[Stored entries]
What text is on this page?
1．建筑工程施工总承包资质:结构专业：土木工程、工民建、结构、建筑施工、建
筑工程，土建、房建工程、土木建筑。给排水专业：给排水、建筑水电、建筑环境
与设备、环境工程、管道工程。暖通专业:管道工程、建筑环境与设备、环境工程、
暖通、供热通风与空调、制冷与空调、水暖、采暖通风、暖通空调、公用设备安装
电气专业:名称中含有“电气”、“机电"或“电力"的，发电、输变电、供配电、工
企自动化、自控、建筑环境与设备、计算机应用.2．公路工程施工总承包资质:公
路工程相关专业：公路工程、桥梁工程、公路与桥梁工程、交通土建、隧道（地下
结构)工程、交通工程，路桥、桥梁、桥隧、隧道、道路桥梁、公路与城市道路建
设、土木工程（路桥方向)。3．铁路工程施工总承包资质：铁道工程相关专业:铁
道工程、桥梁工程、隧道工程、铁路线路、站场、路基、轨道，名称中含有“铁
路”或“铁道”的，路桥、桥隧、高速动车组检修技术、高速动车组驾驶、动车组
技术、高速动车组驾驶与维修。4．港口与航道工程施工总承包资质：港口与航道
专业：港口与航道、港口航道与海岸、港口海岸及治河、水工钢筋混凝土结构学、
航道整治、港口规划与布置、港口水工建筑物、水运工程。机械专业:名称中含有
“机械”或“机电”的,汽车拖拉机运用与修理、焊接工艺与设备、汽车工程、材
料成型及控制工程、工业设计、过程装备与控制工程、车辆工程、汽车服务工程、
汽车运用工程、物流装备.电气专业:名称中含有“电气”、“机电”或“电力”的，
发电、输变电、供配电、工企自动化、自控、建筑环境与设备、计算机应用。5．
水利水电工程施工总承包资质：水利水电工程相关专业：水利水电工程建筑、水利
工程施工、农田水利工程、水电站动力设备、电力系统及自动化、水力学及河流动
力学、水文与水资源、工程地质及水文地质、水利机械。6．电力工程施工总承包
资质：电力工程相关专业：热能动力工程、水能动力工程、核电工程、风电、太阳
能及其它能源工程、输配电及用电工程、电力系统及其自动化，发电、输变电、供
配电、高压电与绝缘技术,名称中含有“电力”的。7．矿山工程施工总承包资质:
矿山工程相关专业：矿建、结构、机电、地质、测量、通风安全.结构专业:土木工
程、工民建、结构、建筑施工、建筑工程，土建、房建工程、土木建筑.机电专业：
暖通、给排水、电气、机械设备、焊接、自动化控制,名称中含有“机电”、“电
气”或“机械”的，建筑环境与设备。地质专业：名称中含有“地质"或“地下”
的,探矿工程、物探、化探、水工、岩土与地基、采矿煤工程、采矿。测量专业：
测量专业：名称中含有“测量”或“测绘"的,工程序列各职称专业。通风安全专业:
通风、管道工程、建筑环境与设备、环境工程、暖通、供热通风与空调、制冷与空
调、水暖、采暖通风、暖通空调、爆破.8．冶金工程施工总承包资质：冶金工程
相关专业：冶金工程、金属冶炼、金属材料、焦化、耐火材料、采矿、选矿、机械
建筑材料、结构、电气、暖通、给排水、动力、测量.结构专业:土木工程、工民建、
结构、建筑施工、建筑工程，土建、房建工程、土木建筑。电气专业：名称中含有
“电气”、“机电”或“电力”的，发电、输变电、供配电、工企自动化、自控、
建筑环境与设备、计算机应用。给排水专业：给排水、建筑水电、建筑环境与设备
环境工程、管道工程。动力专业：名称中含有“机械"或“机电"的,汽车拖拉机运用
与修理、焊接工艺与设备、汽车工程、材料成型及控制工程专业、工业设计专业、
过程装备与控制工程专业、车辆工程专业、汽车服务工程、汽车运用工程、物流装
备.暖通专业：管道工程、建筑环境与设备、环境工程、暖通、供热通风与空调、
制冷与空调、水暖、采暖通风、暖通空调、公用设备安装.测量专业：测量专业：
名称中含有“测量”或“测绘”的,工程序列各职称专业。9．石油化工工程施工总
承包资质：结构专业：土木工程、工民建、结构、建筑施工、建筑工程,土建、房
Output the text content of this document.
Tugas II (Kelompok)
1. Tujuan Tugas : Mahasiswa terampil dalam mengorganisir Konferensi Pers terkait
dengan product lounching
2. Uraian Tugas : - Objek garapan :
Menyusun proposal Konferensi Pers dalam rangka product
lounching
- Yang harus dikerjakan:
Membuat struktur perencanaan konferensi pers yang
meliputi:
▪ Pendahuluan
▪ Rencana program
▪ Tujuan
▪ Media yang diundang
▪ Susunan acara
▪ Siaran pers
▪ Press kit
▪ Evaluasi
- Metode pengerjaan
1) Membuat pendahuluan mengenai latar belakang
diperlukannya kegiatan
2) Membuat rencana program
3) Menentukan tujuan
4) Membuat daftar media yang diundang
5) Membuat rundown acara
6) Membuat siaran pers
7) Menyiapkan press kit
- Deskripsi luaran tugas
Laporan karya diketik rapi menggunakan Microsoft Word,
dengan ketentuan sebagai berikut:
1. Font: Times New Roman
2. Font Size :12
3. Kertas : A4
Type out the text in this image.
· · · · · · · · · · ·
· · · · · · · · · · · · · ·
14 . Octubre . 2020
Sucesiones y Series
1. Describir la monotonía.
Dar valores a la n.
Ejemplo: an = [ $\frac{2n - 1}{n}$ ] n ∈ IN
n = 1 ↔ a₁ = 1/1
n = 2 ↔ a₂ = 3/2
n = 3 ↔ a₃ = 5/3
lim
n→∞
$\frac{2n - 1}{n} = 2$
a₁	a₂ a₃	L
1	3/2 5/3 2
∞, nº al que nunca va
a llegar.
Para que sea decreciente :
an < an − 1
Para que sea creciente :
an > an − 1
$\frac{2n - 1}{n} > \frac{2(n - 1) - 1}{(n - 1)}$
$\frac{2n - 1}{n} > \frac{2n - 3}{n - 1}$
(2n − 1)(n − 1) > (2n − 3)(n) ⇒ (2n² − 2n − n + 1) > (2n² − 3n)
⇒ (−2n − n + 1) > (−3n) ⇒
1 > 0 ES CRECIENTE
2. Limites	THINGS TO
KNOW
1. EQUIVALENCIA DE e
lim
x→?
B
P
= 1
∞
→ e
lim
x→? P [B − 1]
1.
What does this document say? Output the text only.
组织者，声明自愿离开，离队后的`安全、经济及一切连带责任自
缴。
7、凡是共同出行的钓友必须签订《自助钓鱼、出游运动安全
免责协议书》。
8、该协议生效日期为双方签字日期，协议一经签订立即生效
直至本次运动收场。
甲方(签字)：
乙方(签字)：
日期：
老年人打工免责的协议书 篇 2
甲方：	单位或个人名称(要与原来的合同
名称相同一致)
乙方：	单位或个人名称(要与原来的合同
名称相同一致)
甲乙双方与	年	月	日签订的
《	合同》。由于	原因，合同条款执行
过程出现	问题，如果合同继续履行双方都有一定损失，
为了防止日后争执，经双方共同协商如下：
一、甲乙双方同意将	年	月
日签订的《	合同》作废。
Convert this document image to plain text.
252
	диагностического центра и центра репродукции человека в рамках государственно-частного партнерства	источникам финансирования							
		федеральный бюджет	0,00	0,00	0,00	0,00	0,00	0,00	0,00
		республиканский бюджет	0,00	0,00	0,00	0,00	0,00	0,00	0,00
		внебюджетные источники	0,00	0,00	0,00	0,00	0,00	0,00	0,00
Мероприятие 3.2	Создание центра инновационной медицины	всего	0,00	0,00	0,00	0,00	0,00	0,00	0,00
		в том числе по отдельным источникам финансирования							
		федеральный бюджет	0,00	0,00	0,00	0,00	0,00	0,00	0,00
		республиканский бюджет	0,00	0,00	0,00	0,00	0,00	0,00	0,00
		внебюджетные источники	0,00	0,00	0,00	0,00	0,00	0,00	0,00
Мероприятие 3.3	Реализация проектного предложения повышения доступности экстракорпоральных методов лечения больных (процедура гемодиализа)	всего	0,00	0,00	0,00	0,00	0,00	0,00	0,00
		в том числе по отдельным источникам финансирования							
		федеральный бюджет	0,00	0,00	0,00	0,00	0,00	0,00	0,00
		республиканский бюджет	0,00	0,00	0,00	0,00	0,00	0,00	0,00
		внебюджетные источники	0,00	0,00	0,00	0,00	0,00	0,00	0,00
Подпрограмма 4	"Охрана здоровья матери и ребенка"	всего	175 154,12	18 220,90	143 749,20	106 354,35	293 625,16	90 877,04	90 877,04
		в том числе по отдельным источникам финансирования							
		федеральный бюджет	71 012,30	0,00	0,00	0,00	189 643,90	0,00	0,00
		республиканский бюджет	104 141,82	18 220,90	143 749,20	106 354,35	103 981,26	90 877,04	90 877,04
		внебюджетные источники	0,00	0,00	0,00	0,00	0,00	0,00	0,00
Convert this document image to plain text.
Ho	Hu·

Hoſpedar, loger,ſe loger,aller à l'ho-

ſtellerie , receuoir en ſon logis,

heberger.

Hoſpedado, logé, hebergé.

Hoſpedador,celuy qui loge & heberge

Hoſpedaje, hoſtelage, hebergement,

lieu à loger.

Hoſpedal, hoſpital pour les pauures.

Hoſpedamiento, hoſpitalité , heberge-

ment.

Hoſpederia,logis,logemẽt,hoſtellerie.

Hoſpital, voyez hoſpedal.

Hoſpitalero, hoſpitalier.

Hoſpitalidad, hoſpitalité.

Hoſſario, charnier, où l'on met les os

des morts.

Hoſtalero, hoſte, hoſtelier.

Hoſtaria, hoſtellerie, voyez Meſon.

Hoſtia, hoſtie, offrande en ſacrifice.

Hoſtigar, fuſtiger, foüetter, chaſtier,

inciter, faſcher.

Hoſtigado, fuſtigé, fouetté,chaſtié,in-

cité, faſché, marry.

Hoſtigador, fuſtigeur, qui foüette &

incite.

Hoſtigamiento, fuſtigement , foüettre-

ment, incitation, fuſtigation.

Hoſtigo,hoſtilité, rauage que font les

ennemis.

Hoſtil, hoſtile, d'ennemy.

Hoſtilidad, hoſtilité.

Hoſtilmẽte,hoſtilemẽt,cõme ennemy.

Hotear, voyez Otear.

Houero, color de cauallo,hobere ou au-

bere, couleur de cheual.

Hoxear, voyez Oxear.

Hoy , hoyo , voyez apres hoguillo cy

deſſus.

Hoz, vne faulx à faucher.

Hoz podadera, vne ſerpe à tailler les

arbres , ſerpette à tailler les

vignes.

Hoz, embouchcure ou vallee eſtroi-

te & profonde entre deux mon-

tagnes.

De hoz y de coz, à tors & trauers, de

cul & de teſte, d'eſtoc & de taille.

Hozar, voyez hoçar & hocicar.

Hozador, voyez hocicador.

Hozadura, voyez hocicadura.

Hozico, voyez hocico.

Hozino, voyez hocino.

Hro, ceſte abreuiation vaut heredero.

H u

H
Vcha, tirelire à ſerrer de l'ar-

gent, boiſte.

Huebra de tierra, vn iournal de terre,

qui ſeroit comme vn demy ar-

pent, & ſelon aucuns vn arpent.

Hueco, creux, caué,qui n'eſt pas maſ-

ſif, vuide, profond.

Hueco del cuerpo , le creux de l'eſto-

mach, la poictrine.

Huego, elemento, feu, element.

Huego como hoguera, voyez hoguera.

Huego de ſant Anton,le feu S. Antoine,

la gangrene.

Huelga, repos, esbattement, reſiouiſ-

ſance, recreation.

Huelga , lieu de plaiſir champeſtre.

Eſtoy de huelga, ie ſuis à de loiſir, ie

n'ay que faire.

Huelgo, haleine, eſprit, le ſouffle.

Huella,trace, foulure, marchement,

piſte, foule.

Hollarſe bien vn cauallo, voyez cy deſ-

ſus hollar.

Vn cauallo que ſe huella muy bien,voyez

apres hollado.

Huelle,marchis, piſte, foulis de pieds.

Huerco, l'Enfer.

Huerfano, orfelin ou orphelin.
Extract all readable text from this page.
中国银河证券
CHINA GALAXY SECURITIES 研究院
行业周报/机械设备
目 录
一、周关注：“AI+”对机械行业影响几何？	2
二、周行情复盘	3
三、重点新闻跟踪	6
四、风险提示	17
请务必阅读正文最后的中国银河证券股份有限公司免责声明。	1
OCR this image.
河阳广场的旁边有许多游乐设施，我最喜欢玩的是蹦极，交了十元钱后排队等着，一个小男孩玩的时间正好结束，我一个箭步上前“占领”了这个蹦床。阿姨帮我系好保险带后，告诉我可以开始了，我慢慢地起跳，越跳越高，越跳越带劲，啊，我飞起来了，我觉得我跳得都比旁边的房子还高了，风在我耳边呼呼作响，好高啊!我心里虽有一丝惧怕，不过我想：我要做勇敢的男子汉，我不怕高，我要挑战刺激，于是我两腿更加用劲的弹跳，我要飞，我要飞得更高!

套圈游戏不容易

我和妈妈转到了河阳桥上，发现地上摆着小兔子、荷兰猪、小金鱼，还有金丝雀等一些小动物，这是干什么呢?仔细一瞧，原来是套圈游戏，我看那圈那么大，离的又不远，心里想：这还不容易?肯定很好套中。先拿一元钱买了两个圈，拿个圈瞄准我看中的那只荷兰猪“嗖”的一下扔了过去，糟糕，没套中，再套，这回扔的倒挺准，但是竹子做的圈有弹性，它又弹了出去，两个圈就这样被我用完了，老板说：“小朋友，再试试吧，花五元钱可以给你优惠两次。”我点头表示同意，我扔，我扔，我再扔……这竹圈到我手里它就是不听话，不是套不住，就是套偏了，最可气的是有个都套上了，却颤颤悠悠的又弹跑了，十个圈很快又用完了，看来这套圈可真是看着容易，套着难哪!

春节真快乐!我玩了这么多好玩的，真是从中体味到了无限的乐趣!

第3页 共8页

=== STATED PROBLEM ===
Look above for the line containing "OCR this image.", then transcribe it and all lines after it through the last, exactly and with nothing else.

=== EXERCISE RESULT ===
OCR this image.
河阳广场的旁边有许多游乐设施，我最喜欢玩的是蹦极，交了十元钱后排队等着，一个小男孩玩的时间正好结束，我一个箭步上前“占领”了这个蹦床。阿姨帮我系好保险带后，告诉我可以开始了，我慢慢地起跳，越跳越高，越跳越带劲，啊，我飞起来了，我觉得我跳得都比旁边的房子还高了，风在我耳边呼呼作响，好高啊!我心里虽有一丝惧怕，不过我想：我要做勇敢的男子汉，我不怕高，我要挑战刺激，于是我两腿更加用劲的弹跳，我要飞，我要飞得更高!

套圈游戏不容易

我和妈妈转到了河阳桥上，发现地上摆着小兔子、荷兰猪、小金鱼，还有金丝雀等一些小动物，这是干什么呢?仔细一瞧，原来是套圈游戏，我看那圈那么大，离的又不远，心里想：这还不容易?肯定很好套中。先拿一元钱买了两个圈，拿个圈瞄准我看中的那只荷兰猪“嗖”的一下扔了过去，糟糕，没套中，再套，这回扔的倒挺准，但是竹子做的圈有弹性，它又弹了出去，两个圈就这样被我用完了，老板说：“小朋友，再试试吧，花五元钱可以给你优惠两次。”我点头表示同意，我扔，我扔，我再扔……这竹圈到我手里它就是不听话，不是套不住，就是套偏了，最可气的是有个都套上了，却颤颤悠悠的又弹跑了，十个圈很快又用完了，看来这套圈可真是看着容易，套着难哪!

春节真快乐!我玩了这么多好玩的，真是从中体味到了无限的乐趣!

第3页 共8页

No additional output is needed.